◆ RECORDS SUPPLIED ◆

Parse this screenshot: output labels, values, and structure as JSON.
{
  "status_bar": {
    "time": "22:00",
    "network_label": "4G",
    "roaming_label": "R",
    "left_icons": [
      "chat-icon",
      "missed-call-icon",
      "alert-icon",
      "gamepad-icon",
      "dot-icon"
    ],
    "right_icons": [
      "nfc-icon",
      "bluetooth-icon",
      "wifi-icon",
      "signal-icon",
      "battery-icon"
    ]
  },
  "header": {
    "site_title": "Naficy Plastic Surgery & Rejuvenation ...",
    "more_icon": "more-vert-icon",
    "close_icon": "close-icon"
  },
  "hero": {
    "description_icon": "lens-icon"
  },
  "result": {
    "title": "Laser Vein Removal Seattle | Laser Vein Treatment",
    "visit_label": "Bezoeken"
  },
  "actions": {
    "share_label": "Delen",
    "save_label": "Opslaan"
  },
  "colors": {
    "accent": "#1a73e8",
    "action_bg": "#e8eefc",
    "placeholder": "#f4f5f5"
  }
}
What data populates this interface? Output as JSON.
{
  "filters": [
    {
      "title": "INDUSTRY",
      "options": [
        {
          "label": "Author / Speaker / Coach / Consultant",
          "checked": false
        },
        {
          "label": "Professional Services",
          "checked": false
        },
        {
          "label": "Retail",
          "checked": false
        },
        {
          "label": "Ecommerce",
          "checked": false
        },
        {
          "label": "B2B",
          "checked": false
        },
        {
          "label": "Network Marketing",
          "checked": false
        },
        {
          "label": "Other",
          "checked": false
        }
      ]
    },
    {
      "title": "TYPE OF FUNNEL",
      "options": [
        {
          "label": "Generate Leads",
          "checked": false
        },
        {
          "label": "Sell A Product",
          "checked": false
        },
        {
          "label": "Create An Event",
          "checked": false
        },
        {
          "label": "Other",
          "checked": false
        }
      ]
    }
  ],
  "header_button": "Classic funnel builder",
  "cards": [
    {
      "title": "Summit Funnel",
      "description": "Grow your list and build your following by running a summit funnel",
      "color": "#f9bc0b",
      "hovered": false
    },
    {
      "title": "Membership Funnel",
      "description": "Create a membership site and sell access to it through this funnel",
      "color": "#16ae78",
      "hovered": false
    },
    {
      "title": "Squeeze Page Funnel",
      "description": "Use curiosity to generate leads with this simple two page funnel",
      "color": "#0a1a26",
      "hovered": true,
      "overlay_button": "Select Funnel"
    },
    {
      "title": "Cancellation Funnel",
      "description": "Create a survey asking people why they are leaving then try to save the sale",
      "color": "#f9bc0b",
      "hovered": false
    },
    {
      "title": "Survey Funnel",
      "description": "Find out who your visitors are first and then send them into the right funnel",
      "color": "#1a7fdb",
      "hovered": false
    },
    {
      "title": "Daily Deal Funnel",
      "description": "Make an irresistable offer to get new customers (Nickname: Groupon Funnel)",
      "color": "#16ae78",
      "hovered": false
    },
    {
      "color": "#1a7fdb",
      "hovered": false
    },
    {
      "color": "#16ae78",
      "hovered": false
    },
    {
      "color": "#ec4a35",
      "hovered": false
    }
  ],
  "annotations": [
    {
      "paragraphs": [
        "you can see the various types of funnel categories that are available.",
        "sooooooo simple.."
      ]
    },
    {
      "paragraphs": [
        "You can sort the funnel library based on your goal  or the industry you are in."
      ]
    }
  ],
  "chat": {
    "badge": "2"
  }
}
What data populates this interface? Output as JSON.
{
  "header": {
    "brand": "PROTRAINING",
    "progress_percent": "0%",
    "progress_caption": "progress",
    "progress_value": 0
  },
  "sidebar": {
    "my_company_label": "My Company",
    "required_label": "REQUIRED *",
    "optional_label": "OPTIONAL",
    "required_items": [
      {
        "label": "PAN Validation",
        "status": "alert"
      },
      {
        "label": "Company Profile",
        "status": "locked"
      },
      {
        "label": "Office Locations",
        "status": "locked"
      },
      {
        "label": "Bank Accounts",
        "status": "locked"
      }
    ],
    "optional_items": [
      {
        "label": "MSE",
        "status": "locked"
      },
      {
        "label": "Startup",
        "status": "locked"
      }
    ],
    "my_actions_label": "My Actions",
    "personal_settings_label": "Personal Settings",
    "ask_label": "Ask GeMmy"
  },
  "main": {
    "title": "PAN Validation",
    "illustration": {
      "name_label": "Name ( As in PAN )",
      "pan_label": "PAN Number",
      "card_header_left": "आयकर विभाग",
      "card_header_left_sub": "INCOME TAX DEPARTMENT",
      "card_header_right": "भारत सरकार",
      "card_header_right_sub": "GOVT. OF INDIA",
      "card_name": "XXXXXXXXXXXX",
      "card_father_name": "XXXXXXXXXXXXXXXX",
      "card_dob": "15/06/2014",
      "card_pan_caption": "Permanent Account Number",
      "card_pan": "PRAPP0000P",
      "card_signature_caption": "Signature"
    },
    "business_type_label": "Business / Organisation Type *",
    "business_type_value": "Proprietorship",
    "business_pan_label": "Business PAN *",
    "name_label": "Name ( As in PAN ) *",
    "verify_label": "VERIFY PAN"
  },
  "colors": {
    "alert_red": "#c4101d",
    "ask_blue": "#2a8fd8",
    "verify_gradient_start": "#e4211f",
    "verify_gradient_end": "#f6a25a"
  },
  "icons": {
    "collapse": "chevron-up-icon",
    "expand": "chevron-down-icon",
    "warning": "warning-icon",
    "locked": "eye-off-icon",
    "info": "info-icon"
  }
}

◆ GIVEN TASK ◆
All of the entries must be written out exactly as they stand.

◆ COMPLETE ANSWER ◆
Parse this screenshot: output labels, values, and structure as JSON.
{
  "status_bar": {
    "time": "22:00",
    "network_label": "4G",
    "roaming_label": "R",
    "left_icons": [
      "chat-icon",
      "missed-call-icon",
      "alert-icon",
      "gamepad-icon",
      "dot-icon"
    ],
    "right_icons": [
      "nfc-icon",
      "bluetooth-icon",
      "wifi-icon",
      "signal-icon",
      "battery-icon"
    ]
  },
  "header": {
    "site_title": "Naficy Plastic Surgery & Rejuvenation ...",
    "more_icon": "more-vert-icon",
    "close_icon": "close-icon"
  },
  "hero": {
    "description_icon": "lens-icon"
  },
  "result": {
    "title": "Laser Vein Removal Seattle | Laser Vein Treatment",
    "visit_label": "Bezoeken"
  },
  "actions": {
    "share_label": "Delen",
    "save_label": "Opslaan"
  },
  "colors": {
    "accent": "#1a73e8",
    "action_bg": "#e8eefc",
    "placeholder": "#f4f5f5"
  }
}
What data populates this interface? Output as JSON.
{
  "filters": [
    {
      "title": "INDUSTRY",
      "options": [
        {
          "label": "Author / Speaker / Coach / Consultant",
          "checked": false
        },
        {
          "label": "Professional Services",
          "checked": false
        },
        {
          "label": "Retail",
          "checked": false
        },
        {
          "label": "Ecommerce",
          "checked": false
        },
        {
          "label": "B2B",
          "checked": false
        },
        {
          "label": "Network Marketing",
          "checked": false
        },
        {
          "label": "Other",
          "checked": false
        }
      ]
    },
    {
      "title": "TYPE OF FUNNEL",
      "options": [
        {
          "label": "Generate Leads",
          "checked": false
        },
        {
          "label": "Sell A Product",
          "checked": false
        },
        {
          "label": "Create An Event",
          "checked": false
        },
        {
          "label": "Other",
          "checked": false
        }
      ]
    }
  ],
  "header_button": "Classic funnel builder",
  "cards": [
    {
      "title": "Summit Funnel",
      "description": "Grow your list and build your following by running a summit funnel",
      "color": "#f9bc0b",
      "hovered": false
    },
    {
      "title": "Membership Funnel",
      "description": "Create a membership site and sell access to it through this funnel",
      "color": "#16ae78",
      "hovered": false
    },
    {
      "title": "Squeeze Page Funnel",
      "description": "Use curiosity to generate leads with this simple two page funnel",
      "color": "#0a1a26",
      "hovered": true,
      "overlay_button": "Select Funnel"
    },
    {
      "title": "Cancellation Funnel",
      "description": "Create a survey asking people why they are leaving then try to save the sale",
      "color": "#f9bc0b",
      "hovered": false
    },
    {
      "title": "Survey Funnel",
      "description": "Find out who your visitors are first and then send them into the right funnel",
      "color": "#1a7fdb",
      "hovered": false
    },
    {
      "title": "Daily Deal Funnel",
      "description": "Make an irresistable offer to get new customers (Nickname: Groupon Funnel)",
      "color": "#16ae78",
      "hovered": false
    },
    {
      "color": "#1a7fdb",
      "hovered": false
    },
    {
      "color": "#16ae78",
      "hovered": false
    },
    {
      "color": "#ec4a35",
      "hovered": false
    }
  ],
  "annotations": [
    {
      "paragraphs": [
        "you can see the various types of funnel categories that are available.",
        "sooooooo simple.."
      ]
    },
    {
      "paragraphs": [
        "You can sort the funnel library based on your goal  or the industry you are in."
      ]
    }
  ],
  "chat": {
    "badge": "2"
  }
}
What data populates this interface? Output as JSON.
{
  "header": {
    "brand": "PROTRAINING",
    "progress_percent": "0%",
    "progress_caption": "progress",
    "progress_value": 0
  },
  "sidebar": {
    "my_company_label": "My Company",
    "required_label": "REQUIRED *",
    "optional_label": "OPTIONAL",
    "required_items": [
      {
        "label": "PAN Validation",
        "status": "alert"
      },
      {
        "label": "Company Profile",
        "status": "locked"
      },
      {
        "label": "Office Locations",
        "status": "locked"
      },
      {
        "label": "Bank Accounts",
        "status": "locked"
      }
    ],
    "optional_items": [
      {
        "label": "MSE",
        "status": "locked"
      },
      {
        "label": "Startup",
        "status": "locked"
      }
    ],
    "my_actions_label": "My Actions",
    "personal_settings_label": "Personal Settings",
    "ask_label": "Ask GeMmy"
  },
  "main": {
    "title": "PAN Validation",
    "illustration": {
      "name_label": "Name ( As in PAN )",
      "pan_label": "PAN Number",
      "card_header_left": "आयकर विभाग",
      "card_header_left_sub": "INCOME TAX DEPARTMENT",
      "card_header_right": "भारत सरकार",
      "card_header_right_sub": "GOVT. OF INDIA",
      "card_name": "XXXXXXXXXXXX",
      "card_father_name": "XXXXXXXXXXXXXXXX",
      "card_dob": "15/06/2014",
      "card_pan_caption": "Permanent Account Number",
      "card_pan": "PRAPP0000P",
      "card_signature_caption": "Signature"
    },
    "business_type_label": "Business / Organisation Type *",
    "business_type_value": "Proprietorship",
    "business_pan_label": "Business PAN *",
    "name_label": "Name ( As in PAN ) *",
    "verify_label": "VERIFY PAN"
  },
  "colors": {
    "alert_red": "#c4101d",
    "ask_blue": "#2a8fd8",
    "verify_gradient_start": "#e4211f",
    "verify_gradient_end": "#f6a25a"
  },
  "icons": {
    "collapse": "chevron-up-icon",
    "expand": "chevron-down-icon",
    "warning": "warning-icon",
    "locked": "eye-off-icon",
    "info": "info-icon"
  }
}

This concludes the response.